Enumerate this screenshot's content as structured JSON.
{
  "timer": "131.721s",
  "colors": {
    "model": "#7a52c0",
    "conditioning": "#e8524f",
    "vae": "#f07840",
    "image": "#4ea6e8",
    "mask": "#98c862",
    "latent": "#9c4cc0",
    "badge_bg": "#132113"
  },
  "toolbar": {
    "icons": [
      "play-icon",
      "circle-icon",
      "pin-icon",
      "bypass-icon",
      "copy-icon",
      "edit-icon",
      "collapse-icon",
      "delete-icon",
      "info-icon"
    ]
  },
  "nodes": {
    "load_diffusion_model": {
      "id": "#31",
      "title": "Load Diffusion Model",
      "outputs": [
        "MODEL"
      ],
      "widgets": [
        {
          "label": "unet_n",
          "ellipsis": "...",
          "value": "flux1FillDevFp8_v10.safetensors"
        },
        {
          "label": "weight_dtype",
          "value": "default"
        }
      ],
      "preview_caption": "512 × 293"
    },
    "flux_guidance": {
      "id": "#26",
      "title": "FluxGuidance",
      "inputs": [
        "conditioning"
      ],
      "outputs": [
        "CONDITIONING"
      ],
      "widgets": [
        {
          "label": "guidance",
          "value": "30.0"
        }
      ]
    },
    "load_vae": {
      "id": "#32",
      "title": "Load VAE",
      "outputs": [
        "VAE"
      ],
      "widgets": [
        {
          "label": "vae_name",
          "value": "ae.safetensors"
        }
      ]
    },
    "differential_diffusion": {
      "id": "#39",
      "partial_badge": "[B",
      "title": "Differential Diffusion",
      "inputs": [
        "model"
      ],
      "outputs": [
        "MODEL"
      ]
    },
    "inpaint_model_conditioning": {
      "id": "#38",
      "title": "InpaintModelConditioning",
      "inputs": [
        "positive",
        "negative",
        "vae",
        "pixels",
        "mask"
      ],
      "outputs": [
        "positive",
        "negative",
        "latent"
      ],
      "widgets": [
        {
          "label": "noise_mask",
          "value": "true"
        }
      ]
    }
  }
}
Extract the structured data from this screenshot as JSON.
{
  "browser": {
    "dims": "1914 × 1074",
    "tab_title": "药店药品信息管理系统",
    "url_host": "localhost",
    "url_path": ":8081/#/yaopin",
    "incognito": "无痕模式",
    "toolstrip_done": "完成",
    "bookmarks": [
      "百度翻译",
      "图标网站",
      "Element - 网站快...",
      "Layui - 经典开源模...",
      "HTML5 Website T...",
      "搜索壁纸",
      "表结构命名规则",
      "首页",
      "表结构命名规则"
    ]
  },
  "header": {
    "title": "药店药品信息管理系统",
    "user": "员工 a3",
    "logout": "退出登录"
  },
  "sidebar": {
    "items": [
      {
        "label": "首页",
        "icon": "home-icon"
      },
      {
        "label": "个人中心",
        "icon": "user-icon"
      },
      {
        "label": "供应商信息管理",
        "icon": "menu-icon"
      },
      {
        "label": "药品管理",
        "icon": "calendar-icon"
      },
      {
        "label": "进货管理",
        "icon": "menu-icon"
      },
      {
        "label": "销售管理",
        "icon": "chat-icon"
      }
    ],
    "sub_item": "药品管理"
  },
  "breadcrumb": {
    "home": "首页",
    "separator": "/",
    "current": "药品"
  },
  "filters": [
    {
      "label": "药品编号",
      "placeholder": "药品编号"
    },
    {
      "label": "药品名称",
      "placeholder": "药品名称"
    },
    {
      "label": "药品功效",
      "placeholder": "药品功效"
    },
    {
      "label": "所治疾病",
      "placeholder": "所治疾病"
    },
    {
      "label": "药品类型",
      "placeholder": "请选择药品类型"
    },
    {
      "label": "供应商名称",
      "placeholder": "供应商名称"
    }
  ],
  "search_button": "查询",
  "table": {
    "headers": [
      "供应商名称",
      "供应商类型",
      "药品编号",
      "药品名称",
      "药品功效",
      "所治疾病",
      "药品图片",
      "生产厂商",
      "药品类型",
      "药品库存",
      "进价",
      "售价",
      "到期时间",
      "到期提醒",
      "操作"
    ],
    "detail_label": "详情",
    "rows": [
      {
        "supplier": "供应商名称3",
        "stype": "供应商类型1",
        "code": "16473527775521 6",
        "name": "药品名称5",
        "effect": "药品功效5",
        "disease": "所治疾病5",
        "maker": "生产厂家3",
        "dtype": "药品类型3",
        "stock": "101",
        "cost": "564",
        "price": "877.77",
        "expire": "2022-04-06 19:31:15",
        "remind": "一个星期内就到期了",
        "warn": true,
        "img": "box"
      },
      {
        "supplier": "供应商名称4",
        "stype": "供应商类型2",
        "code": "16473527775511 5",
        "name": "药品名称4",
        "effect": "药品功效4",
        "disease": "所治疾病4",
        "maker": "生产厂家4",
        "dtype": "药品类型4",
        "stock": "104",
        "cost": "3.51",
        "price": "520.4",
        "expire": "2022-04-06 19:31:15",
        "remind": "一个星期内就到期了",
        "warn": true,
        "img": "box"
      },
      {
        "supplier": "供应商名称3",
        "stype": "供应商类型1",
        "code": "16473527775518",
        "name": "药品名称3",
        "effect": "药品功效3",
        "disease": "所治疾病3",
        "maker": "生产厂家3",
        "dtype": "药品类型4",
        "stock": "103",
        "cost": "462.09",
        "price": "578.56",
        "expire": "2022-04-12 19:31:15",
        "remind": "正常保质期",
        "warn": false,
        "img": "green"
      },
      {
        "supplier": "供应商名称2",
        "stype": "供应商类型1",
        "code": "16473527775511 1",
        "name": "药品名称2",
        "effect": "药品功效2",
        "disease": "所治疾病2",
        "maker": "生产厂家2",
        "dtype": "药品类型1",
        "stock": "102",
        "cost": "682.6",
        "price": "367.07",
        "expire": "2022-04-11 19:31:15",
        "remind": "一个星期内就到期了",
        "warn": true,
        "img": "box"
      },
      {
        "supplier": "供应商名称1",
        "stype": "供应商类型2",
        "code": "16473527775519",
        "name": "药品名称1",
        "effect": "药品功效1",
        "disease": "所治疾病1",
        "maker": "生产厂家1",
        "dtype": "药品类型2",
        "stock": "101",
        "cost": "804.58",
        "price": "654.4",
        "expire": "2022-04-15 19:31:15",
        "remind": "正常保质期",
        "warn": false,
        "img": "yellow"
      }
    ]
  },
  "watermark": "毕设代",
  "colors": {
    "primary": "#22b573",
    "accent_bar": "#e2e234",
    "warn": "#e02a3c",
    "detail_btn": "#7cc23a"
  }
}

Exercise directions
Scan the listing above and copy all lines containing the word "JSON".

Task solution
Enumerate this screenshot's content as structured JSON.
Extract the structured data from this screenshot as JSON.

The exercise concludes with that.